● Stated problem
Leaving out the pictures, please retype each record exactly.

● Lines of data
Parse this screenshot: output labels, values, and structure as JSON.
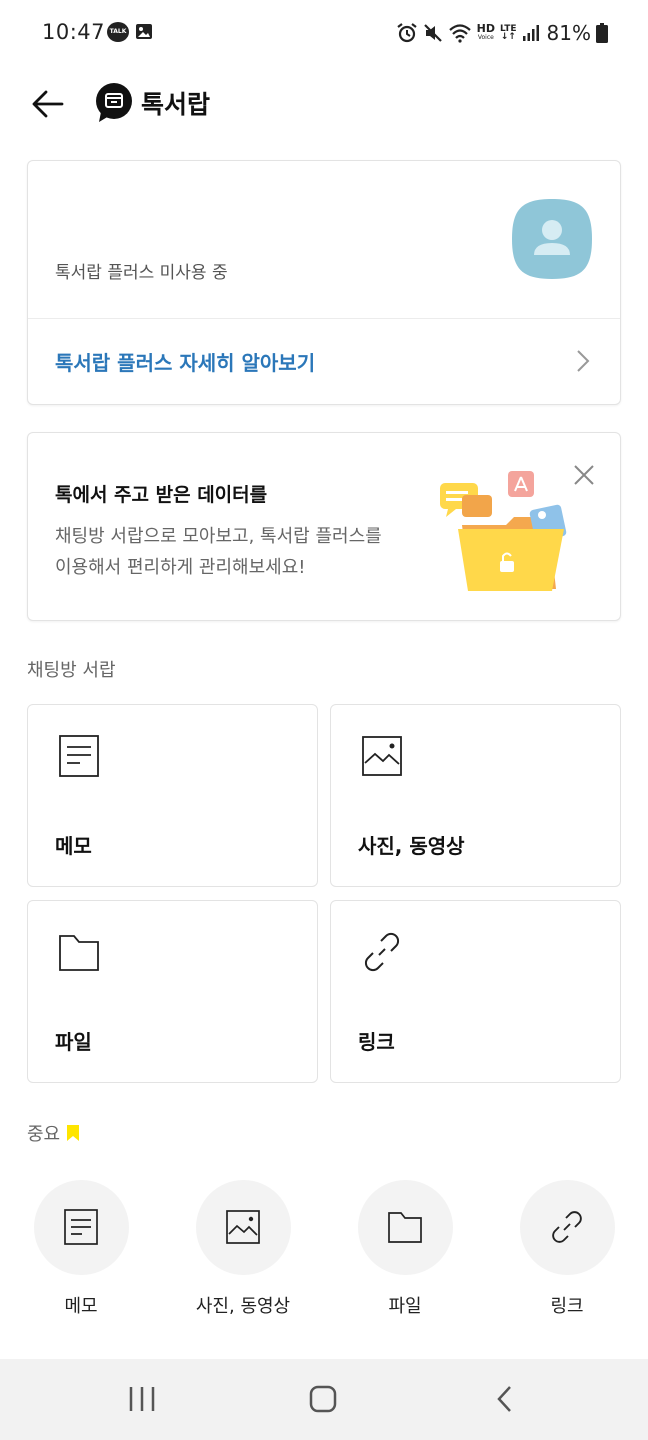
{
  "status_bar": {
    "time": "10:47",
    "talk_badge": "TALK",
    "hd_label": "HD",
    "voice_label": "Voice",
    "lte_label": "LTE",
    "battery": "81%"
  },
  "header": {
    "title": "톡서랍"
  },
  "plus_card": {
    "status": "톡서랍 플러스 미사용 중",
    "link": "톡서랍 플러스 자세히 알아보기",
    "avatar_color": "#8fc6d8"
  },
  "promo": {
    "title": "톡에서 주고 받은 데이터를",
    "line1": "채팅방 서랍으로 모아보고, 톡서랍 플러스를",
    "line2": "이용해서 편리하게 관리해보세요!"
  },
  "chat_drawer": {
    "label": "채팅방 서랍",
    "tiles": [
      {
        "label": "메모",
        "icon": "memo-icon"
      },
      {
        "label": "사진, 동영상",
        "icon": "photo-icon"
      },
      {
        "label": "파일",
        "icon": "folder-icon"
      },
      {
        "label": "링크",
        "icon": "link-icon"
      }
    ]
  },
  "important": {
    "label": "중요",
    "bookmark_color": "#fee500",
    "items": [
      {
        "label": "메모",
        "icon": "memo-icon"
      },
      {
        "label": "사진, 동영상",
        "icon": "photo-icon"
      },
      {
        "label": "파일",
        "icon": "folder-icon"
      },
      {
        "label": "링크",
        "icon": "link-icon"
      }
    ]
  },
  "colors": {
    "link_blue": "#2b77b9",
    "card_border": "#e3e3e3"
  }
}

● The solution
Parse this screenshot: output labels, values, and structure as JSON.
{
  "status_bar": {
    "time": "10:47",
    "talk_badge": "TALK",
    "hd_label": "HD",
    "voice_label": "Voice",
    "lte_label": "LTE",
    "battery": "81%"
  },
  "header": {
    "title": "톡서랍"
  },
  "plus_card": {
    "status": "톡서랍 플러스 미사용 중",
    "link": "톡서랍 플러스 자세히 알아보기",
    "avatar_color": "#8fc6d8"
  },
  "promo": {
    "title": "톡에서 주고 받은 데이터를",
    "line1": "채팅방 서랍으로 모아보고, 톡서랍 플러스를",
    "line2": "이용해서 편리하게 관리해보세요!"
  },
  "chat_drawer": {
    "label": "채팅방 서랍",
    "tiles": [
      {
        "label": "메모",
        "icon": "memo-icon"
      },
      {
        "label": "사진, 동영상",
        "icon": "photo-icon"
      },
      {
        "label": "파일",
        "icon": "folder-icon"
      },
      {
        "label": "링크",
        "icon": "link-icon"
      }
    ]
  },
  "important": {
    "label": "중요",
    "bookmark_color": "#fee500",
    "items": [
      {
        "label": "메모",
        "icon": "memo-icon"
      },
      {
        "label": "사진, 동영상",
        "icon": "photo-icon"
      },
      {
        "label": "파일",
        "icon": "folder-icon"
      },
      {
        "label": "링크",
        "icon": "link-icon"
      }
    ]
  },
  "colors": {
    "link_blue": "#2b77b9",
    "card_border": "#e3e3e3"
  }
}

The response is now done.